→ Written problem: Your task is to print the material below exactly as presented.

(A block of data)
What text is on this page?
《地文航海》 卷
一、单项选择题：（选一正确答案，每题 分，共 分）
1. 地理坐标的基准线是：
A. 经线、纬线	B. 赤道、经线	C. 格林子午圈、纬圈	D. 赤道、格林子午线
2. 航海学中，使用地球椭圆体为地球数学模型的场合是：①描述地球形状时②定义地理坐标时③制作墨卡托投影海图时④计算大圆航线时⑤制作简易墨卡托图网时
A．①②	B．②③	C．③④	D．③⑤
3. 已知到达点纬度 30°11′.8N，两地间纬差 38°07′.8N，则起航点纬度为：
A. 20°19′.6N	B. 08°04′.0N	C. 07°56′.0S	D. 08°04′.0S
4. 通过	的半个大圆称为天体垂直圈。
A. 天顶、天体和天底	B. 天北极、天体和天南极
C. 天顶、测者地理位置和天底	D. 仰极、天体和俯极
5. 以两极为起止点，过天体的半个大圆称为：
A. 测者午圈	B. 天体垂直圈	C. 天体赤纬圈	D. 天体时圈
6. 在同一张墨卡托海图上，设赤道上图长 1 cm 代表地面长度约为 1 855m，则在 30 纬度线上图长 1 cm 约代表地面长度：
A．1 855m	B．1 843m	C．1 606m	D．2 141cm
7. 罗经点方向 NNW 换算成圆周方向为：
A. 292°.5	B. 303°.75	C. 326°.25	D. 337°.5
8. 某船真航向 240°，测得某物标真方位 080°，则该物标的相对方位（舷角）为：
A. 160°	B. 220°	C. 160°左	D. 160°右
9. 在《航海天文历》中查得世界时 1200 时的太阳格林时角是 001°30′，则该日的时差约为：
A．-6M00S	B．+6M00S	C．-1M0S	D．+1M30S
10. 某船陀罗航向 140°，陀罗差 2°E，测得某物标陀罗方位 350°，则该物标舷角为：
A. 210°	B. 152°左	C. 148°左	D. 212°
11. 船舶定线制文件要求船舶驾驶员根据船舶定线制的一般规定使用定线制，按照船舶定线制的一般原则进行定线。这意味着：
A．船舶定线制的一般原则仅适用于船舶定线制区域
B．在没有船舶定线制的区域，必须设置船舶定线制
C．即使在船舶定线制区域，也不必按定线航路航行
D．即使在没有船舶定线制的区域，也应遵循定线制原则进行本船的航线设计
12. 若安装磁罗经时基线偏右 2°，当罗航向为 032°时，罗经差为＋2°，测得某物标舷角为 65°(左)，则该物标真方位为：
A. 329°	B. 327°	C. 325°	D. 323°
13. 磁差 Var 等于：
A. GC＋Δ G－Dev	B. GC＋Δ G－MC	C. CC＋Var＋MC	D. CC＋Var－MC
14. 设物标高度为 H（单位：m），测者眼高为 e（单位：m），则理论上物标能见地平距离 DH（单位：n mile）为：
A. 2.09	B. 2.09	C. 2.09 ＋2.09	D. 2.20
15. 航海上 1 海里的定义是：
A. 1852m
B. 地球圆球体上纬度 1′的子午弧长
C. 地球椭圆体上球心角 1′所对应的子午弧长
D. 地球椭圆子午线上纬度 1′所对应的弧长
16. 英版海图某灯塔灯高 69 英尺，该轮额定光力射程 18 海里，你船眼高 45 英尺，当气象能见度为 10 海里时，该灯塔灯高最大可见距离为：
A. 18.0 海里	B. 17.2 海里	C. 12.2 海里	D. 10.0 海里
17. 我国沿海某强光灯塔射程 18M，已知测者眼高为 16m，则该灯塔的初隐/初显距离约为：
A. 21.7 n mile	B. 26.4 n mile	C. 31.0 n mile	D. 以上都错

→ Result for this exercise:
What text is on this page?
《地文航海》 卷
一、单项选择题：（选一正确答案，每题 分，共 分）
1. 地理坐标的基准线是：
A. 经线、纬线	B. 赤道、经线	C. 格林子午圈、纬圈	D. 赤道、格林子午线
2. 航海学中，使用地球椭圆体为地球数学模型的场合是：①描述地球形状时②定义地理坐标时③制作墨卡托投影海图时④计算大圆航线时⑤制作简易墨卡托图网时
A．①②	B．②③	C．③④	D．③⑤
3. 已知到达点纬度 30°11′.8N，两地间纬差 38°07′.8N，则起航点纬度为：
A. 20°19′.6N	B. 08°04′.0N	C. 07°56′.0S	D. 08°04′.0S
4. 通过	的半个大圆称为天体垂直圈。
A. 天顶、天体和天底	B. 天北极、天体和天南极
C. 天顶、测者地理位置和天底	D. 仰极、天体和俯极
5. 以两极为起止点，过天体的半个大圆称为：
A. 测者午圈	B. 天体垂直圈	C. 天体赤纬圈	D. 天体时圈
6. 在同一张墨卡托海图上，设赤道上图长 1 cm 代表地面长度约为 1 855m，则在 30 纬度线上图长 1 cm 约代表地面长度：
A．1 855m	B．1 843m	C．1 606m	D．2 141cm
7. 罗经点方向 NNW 换算成圆周方向为：
A. 292°.5	B. 303°.75	C. 326°.25	D. 337°.5
8. 某船真航向 240°，测得某物标真方位 080°，则该物标的相对方位（舷角）为：
A. 160°	B. 220°	C. 160°左	D. 160°右
9. 在《航海天文历》中查得世界时 1200 时的太阳格林时角是 001°30′，则该日的时差约为：
A．-6M00S	B．+6M00S	C．-1M0S	D．+1M30S
10. 某船陀罗航向 140°，陀罗差 2°E，测得某物标陀罗方位 350°，则该物标舷角为：
A. 210°	B. 152°左	C. 148°左	D. 212°
11. 船舶定线制文件要求船舶驾驶员根据船舶定线制的一般规定使用定线制，按照船舶定线制的一般原则进行定线。这意味着：
A．船舶定线制的一般原则仅适用于船舶定线制区域
B．在没有船舶定线制的区域，必须设置船舶定线制
C．即使在船舶定线制区域，也不必按定线航路航行
D．即使在没有船舶定线制的区域，也应遵循定线制原则进行本船的航线设计
12. 若安装磁罗经时基线偏右 2°，当罗航向为 032°时，罗经差为＋2°，测得某物标舷角为 65°(左)，则该物标真方位为：
A. 329°	B. 327°	C. 325°	D. 323°
13. 磁差 Var 等于：
A. GC＋Δ G－Dev	B. GC＋Δ G－MC	C. CC＋Var＋MC	D. CC＋Var－MC
14. 设物标高度为 H（单位：m），测者眼高为 e（单位：m），则理论上物标能见地平距离 DH（单位：n mile）为：
A. 2.09	B. 2.09	C. 2.09 ＋2.09	D. 2.20
15. 航海上 1 海里的定义是：
A. 1852m
B. 地球圆球体上纬度 1′的子午弧长
C. 地球椭圆体上球心角 1′所对应的子午弧长
D. 地球椭圆子午线上纬度 1′所对应的弧长
16. 英版海图某灯塔灯高 69 英尺，该轮额定光力射程 18 海里，你船眼高 45 英尺，当气象能见度为 10 海里时，该灯塔灯高最大可见距离为：
A. 18.0 海里	B. 17.2 海里	C. 12.2 海里	D. 10.0 海里
17. 我国沿海某强光灯塔射程 18M，已知测者眼高为 16m，则该灯塔的初隐/初显距离约为：
A. 21.7 n mile	B. 26.4 n mile	C. 31.0 n mile	D. 以上都错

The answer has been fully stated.